Goal.
Output the data exactly, with every line intact.

----- Given information -----

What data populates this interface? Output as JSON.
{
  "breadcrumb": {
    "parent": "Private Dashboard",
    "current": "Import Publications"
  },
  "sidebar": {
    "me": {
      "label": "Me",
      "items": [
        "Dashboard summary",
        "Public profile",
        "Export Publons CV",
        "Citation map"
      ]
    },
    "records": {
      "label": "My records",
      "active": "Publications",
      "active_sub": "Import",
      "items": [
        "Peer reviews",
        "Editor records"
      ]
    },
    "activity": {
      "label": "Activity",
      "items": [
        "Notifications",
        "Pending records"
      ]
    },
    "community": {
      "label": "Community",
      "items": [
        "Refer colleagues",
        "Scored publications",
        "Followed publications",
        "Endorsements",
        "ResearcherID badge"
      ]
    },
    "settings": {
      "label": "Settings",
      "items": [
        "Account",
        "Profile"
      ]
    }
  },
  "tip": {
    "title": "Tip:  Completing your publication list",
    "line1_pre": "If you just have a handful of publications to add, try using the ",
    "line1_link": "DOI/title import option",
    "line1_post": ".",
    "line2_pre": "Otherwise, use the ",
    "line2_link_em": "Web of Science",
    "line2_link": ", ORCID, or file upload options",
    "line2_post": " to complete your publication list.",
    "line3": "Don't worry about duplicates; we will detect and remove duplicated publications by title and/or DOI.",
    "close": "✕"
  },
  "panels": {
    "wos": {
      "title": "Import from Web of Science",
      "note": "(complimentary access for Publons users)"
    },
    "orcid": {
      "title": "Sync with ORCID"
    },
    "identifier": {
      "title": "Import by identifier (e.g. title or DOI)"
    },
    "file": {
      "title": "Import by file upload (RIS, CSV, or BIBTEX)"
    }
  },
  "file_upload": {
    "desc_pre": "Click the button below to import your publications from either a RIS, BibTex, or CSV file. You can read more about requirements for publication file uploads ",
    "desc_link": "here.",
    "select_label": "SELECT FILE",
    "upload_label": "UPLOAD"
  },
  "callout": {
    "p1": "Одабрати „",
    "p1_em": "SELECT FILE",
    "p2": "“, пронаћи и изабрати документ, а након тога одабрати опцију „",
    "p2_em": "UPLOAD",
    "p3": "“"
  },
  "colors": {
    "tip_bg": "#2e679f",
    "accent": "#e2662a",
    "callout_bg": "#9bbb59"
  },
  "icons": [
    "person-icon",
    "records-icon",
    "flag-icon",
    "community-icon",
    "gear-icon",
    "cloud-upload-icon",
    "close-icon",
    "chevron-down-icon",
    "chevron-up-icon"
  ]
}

-----

Response to the task.
What data populates this interface? Output as JSON.
{
  "breadcrumb": {
    "parent": "Private Dashboard",
    "current": "Import Publications"
  },
  "sidebar": {
    "me": {
      "label": "Me",
      "items": [
        "Dashboard summary",
        "Public profile",
        "Export Publons CV",
        "Citation map"
      ]
    },
    "records": {
      "label": "My records",
      "active": "Publications",
      "active_sub": "Import",
      "items": [
        "Peer reviews",
        "Editor records"
      ]
    },
    "activity": {
      "label": "Activity",
      "items": [
        "Notifications",
        "Pending records"
      ]
    },
    "community": {
      "label": "Community",
      "items": [
        "Refer colleagues",
        "Scored publications",
        "Followed publications",
        "Endorsements",
        "ResearcherID badge"
      ]
    },
    "settings": {
      "label": "Settings",
      "items": [
        "Account",
        "Profile"
      ]
    }
  },
  "tip": {
    "title": "Tip:  Completing your publication list",
    "line1_pre": "If you just have a handful of publications to add, try using the ",
    "line1_link": "DOI/title import option",
    "line1_post": ".",
    "line2_pre": "Otherwise, use the ",
    "line2_link_em": "Web of Science",
    "line2_link": ", ORCID, or file upload options",
    "line2_post": " to complete your publication list.",
    "line3": "Don't worry about duplicates; we will detect and remove duplicated publications by title and/or DOI.",
    "close": "✕"
  },
  "panels": {
    "wos": {
      "title": "Import from Web of Science",
      "note": "(complimentary access for Publons users)"
    },
    "orcid": {
      "title": "Sync with ORCID"
    },
    "identifier": {
      "title": "Import by identifier (e.g. title or DOI)"
    },
    "file": {
      "title": "Import by file upload (RIS, CSV, or BIBTEX)"
    }
  },
  "file_upload": {
    "desc_pre": "Click the button below to import your publications from either a RIS, BibTex, or CSV file. You can read more about requirements for publication file uploads ",
    "desc_link": "here.",
    "select_label": "SELECT FILE",
    "upload_label": "UPLOAD"
  },
  "callout": {
    "p1": "Одабрати „",
    "p1_em": "SELECT FILE",
    "p2": "“, пронаћи и изабрати документ, а након тога одабрати опцију „",
    "p2_em": "UPLOAD",
    "p3": "“"
  },
  "colors": {
    "tip_bg": "#2e679f",
    "accent": "#e2662a",
    "callout_bg": "#9bbb59"
  },
  "icons": [
    "person-icon",
    "records-icon",
    "flag-icon",
    "community-icon",
    "gear-icon",
    "cloud-upload-icon",
    "close-icon",
    "chevron-down-icon",
    "chevron-up-icon"
  ]
}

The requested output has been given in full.